▶ **What you need to do**:
Copy each line below in which the string "this" occurs.

Begin Input material

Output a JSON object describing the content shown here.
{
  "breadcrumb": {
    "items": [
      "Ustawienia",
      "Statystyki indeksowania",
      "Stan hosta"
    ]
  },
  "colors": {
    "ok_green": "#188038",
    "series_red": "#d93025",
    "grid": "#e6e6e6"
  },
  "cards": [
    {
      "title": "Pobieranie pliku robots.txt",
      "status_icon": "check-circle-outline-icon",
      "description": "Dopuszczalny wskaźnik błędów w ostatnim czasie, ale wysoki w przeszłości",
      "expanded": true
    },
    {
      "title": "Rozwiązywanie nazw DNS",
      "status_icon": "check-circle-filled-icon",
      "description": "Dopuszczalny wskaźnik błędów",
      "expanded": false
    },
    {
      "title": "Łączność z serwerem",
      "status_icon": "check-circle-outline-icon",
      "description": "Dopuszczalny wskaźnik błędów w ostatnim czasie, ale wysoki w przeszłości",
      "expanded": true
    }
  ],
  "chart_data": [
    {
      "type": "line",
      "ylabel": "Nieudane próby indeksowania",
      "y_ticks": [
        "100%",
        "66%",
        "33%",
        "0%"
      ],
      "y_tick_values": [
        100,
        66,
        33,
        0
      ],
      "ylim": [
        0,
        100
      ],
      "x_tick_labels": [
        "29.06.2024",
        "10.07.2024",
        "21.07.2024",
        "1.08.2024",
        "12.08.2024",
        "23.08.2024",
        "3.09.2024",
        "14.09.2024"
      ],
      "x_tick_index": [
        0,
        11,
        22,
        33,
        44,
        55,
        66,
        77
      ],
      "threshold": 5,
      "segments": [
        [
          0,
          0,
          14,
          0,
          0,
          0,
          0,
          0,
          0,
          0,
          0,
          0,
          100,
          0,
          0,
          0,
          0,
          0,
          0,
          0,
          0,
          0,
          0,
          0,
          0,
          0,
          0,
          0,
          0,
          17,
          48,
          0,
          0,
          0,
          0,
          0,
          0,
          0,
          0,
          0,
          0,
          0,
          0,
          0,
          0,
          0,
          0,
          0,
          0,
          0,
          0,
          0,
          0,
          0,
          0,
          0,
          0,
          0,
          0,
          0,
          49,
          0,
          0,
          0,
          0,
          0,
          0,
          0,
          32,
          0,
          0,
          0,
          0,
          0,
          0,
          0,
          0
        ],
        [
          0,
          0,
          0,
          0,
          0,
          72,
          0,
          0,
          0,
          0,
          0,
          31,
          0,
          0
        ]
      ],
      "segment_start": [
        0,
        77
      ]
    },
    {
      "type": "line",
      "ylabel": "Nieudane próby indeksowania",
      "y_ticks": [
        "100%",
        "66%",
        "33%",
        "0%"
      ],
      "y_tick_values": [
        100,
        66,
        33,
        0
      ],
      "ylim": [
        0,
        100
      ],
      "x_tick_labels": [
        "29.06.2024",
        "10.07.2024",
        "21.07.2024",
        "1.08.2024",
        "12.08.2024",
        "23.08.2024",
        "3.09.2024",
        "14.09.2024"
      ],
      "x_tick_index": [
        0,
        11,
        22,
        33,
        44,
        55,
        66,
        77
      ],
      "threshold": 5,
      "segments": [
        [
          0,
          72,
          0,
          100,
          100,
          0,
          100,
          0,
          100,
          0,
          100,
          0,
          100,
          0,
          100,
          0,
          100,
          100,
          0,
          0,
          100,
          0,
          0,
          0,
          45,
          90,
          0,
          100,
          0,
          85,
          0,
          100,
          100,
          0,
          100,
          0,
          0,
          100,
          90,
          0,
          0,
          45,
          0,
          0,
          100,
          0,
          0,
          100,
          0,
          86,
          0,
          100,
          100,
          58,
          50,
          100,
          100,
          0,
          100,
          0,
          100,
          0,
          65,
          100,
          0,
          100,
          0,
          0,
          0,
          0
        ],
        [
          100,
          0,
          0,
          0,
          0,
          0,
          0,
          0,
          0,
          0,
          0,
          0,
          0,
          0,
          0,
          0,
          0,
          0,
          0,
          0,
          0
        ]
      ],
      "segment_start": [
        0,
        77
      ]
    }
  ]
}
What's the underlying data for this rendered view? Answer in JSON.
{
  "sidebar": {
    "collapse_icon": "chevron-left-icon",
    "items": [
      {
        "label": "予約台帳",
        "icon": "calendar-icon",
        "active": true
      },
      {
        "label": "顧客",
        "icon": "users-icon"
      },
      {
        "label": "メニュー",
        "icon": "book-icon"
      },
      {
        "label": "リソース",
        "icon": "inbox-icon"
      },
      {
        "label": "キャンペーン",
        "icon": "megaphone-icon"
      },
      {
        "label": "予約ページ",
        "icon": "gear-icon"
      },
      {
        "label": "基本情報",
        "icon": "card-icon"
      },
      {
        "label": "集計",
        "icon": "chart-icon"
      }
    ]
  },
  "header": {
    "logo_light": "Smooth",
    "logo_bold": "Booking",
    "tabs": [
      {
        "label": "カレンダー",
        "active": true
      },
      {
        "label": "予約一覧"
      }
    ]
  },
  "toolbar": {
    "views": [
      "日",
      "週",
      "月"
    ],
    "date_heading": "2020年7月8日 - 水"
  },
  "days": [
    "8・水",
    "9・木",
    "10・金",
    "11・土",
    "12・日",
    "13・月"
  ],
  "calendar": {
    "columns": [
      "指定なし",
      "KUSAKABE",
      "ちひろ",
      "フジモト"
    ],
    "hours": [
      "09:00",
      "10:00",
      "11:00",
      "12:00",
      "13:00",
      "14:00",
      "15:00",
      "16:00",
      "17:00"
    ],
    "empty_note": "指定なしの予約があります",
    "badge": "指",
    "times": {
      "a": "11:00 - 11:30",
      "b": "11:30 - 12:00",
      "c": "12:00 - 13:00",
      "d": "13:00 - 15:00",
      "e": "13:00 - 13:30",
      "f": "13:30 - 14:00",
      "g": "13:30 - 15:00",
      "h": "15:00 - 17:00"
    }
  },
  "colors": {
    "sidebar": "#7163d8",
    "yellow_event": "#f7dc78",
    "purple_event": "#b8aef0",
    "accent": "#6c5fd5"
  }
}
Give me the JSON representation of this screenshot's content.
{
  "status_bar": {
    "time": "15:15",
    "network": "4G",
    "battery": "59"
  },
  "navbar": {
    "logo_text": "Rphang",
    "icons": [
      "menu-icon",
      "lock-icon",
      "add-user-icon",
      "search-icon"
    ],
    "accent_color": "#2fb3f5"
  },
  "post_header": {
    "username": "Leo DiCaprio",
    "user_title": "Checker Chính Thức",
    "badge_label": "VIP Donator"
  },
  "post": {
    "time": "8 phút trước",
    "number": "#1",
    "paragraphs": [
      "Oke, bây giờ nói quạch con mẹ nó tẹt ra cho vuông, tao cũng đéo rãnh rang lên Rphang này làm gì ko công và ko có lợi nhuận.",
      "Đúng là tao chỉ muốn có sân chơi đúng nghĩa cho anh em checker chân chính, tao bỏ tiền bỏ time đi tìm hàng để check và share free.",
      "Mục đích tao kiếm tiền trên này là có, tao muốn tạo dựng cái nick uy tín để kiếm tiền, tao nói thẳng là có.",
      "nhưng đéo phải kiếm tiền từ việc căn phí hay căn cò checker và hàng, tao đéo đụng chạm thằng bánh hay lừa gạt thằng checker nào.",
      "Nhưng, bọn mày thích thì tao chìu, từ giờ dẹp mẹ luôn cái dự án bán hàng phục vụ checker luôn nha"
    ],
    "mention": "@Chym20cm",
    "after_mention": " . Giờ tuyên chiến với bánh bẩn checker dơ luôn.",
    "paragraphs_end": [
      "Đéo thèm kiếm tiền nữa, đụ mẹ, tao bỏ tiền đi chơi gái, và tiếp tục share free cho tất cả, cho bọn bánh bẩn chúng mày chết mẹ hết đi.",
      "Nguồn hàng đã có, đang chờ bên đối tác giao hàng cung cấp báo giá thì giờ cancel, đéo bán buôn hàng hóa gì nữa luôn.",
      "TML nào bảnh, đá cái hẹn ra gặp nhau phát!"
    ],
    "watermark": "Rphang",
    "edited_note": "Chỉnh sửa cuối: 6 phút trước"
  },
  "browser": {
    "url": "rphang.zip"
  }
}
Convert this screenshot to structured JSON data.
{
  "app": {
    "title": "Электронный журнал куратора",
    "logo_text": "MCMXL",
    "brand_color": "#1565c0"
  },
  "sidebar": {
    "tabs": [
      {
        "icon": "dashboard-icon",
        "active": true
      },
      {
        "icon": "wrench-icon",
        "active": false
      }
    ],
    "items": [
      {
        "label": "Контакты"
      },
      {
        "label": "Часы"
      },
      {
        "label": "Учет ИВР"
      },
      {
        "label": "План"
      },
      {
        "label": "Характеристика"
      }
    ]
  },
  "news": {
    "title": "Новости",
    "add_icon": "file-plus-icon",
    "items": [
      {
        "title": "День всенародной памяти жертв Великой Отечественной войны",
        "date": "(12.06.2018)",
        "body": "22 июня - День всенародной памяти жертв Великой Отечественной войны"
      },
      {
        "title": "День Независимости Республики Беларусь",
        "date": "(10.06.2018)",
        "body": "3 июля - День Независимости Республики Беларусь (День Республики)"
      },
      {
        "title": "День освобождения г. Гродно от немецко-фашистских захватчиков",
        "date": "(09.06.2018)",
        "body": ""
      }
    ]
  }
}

End Input material

▶ **Answer for the task**:
What's the underlying data for this rendered view? Answer in JSON.
Give me the JSON representation of this screenshot's content.
Convert this screenshot to structured JSON data.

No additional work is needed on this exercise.